• [短い課題 a]:
競輪祭のレポートで、2レースを逃げ切って今シリーズ初勝利を挙げた選手は誰か。

• [本文抜粋]:
-------

『第48回競輪祭朝日新聞社杯争奪競輪王決定戦(GI)レポート』 3日目編
 
配信日:1月27日


 北九州メディアドームで開催中の第48回競輪祭は大詰めの3日目を迎えた。今日は準決勝3個レースをメーンに決勝へ勝ち進む9つの椅子を争いました。これで激戦を勝ち抜いた9名がそろい、明日の決勝戦で今年最初のGI覇者が決まります。
  本日10レース発売中に地元で引退式をされた吉岡稔真氏が明日はトークバトルに登場。お相手は伊藤克信氏です。そして日本名輪会写真撮影会など、イベントが目白押しですが、最大の注目は何といっても決勝戦。ぜひメディアドームにご来場ください。

 

<2R>
吉田敏洋選手
吉田敏洋選手
   敗者戦は2レースを逃げ切って今シリーズ初勝利を挙げた吉田敏洋(写真)から。
  「今回は調整失敗ですね。締め切り5分前でも体がフワフワしてしまって、レースでの反応も遅い。だから今日逃げ切ったと言ってもね。体調が悪いわけじゃないので、調整ミスが悔しいです」


<3R>
梶應弘樹選手
梶應弘樹選手
   3レースは内から巧みにコースを突いた梶応弘樹(写真)が2着に食い込む。
  「紫原(政文)君が入るのを待ったけど、外に意識があったみたいだったから待ちきれず先に内に行かせてもらった。当たらずに突っ込むつもりが、危なくてスピードを殺して入ったからね。それでも行けると思ったけど海田(和裕)が強かった。初日、2日目とうっ憤が溜まってたので、明日も連にからんで帰ります」


<4R>
成田和也選手
成田和也選手
   4レースは内に詰まる苦しい展開をしのいだ成田和也(写真)がゴール前で空いたインコースを突き抜けた。
  「これから人の後ろを回る機会も増えるだろうし、内に詰まって何も出来ずじゃなく1着になったのは大きいですね。脚は溜まってたし、初日の反省を生かせました」


<8R>
吉川誠選手
吉川誠選手
 

 8レースは吉川誠(写真)が小嶋敬二、石丸寛之らを相手に逃げ切り。番手の高木隆弘に「あれでいいよ」と褒められる会心のレースに。「嬉しい。高木さんにはいつも迷惑を掛けっぱなしだし、何より小嶋さんを相手に逃げ切れたのが一番嬉しい。良い緊張感があったし、南関でワンツースリーまで決まって最高です」と笑顔が絶えない。



<9R>
佐藤友和選手
佐藤友和選手
 

 9レースは佐藤友和(写真)が昨日敗戦したうっ憤をまくりで晴らす。
  「マニュアル通りなら俺の先行だけど、それだと考えやすいでしょ。ホームから沢田(義和)さんが駆けたし、まくりに構えました。敗者戦だし、まくりも出しとかないと、いざという時に出ないから」

-------

• [データ部分]:
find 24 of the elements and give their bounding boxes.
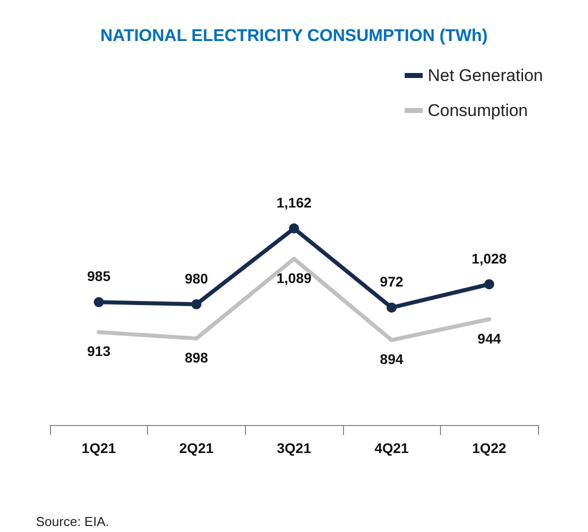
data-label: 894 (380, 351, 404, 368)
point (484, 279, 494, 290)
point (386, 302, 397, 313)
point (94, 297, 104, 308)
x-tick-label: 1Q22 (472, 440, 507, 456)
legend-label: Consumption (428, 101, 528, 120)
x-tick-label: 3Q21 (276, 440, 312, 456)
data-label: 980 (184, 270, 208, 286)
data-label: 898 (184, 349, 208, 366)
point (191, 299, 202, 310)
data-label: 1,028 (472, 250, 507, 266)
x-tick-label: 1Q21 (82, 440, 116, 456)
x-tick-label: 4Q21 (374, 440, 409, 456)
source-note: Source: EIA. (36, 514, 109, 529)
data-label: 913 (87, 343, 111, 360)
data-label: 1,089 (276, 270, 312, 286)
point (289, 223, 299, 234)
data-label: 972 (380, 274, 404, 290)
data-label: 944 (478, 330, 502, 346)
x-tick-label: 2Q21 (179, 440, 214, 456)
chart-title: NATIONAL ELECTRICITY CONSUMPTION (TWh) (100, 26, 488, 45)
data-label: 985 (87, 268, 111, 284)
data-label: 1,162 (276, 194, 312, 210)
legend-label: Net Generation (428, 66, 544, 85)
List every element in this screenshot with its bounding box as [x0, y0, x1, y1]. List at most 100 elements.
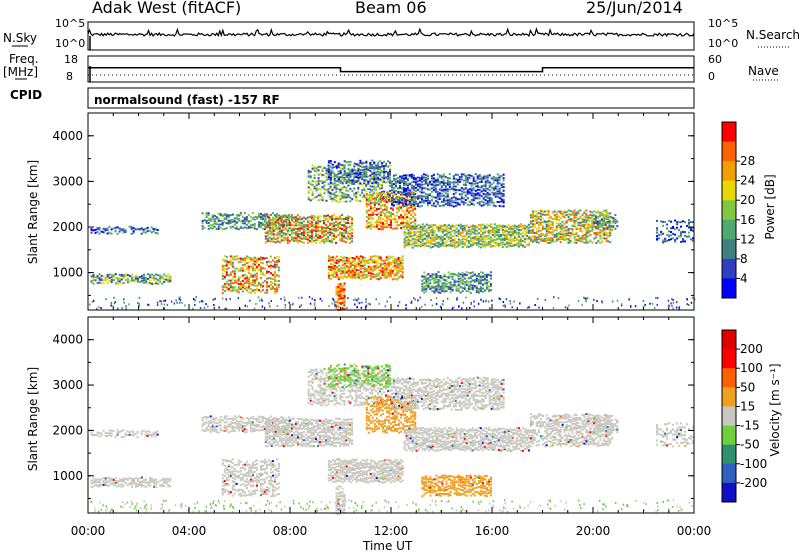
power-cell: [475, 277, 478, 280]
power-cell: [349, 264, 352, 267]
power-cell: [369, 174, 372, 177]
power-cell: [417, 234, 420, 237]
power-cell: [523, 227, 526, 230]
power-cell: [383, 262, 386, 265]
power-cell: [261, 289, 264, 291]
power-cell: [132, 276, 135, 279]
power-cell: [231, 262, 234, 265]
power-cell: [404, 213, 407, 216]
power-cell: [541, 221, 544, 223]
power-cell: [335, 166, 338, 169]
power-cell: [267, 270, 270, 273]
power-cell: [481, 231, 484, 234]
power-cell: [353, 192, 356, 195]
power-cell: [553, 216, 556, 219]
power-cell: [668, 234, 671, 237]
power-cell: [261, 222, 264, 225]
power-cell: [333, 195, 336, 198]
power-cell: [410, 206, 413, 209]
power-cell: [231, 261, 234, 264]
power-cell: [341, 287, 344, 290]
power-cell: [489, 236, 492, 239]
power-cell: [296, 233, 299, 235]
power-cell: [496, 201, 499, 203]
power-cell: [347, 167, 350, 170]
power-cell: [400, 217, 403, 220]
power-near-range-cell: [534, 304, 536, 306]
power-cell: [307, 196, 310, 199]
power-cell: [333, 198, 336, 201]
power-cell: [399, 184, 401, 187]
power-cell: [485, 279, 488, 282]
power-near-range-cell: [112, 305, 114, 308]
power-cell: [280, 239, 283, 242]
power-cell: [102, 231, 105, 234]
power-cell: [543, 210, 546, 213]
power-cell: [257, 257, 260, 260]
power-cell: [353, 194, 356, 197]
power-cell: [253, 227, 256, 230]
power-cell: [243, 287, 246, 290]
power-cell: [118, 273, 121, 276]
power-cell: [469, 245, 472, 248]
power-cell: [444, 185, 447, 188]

-------

• [短い課題 b]:
データの冒頭から「List every element」を含む行までを、両端の行も含めて一字一句そのまま書き写すこと。画像は省くこと。

• [完全な解答 a]:
吉田敏洋選手である。

• [完全な解答 b]:
find 24 of the elements and give their bounding boxes.
data-label: 894 (380, 351, 404, 368)
point (484, 279, 494, 290)
point (386, 302, 397, 313)
point (94, 297, 104, 308)
x-tick-label: 1Q22 (472, 440, 507, 456)
legend-label: Consumption (428, 101, 528, 120)
x-tick-label: 3Q21 (276, 440, 312, 456)
data-label: 980 (184, 270, 208, 286)
data-label: 898 (184, 349, 208, 366)
point (191, 299, 202, 310)
data-label: 1,028 (472, 250, 507, 266)
x-tick-label: 1Q21 (82, 440, 116, 456)
x-tick-label: 4Q21 (374, 440, 409, 456)
source-note: Source: EIA. (36, 514, 109, 529)
data-label: 913 (87, 343, 111, 360)
data-label: 1,089 (276, 270, 312, 286)
point (289, 223, 299, 234)
data-label: 972 (380, 274, 404, 290)
data-label: 944 (478, 330, 502, 346)
x-tick-label: 2Q21 (179, 440, 214, 456)
chart-title: NATIONAL ELECTRICITY CONSUMPTION (TWh) (100, 26, 488, 45)
data-label: 985 (87, 268, 111, 284)
data-label: 1,162 (276, 194, 312, 210)
legend-label: Net Generation (428, 66, 544, 85)
List every element in this screenshot with its bounding box as [x0, y0, x1, y1]. List at most 100 elements.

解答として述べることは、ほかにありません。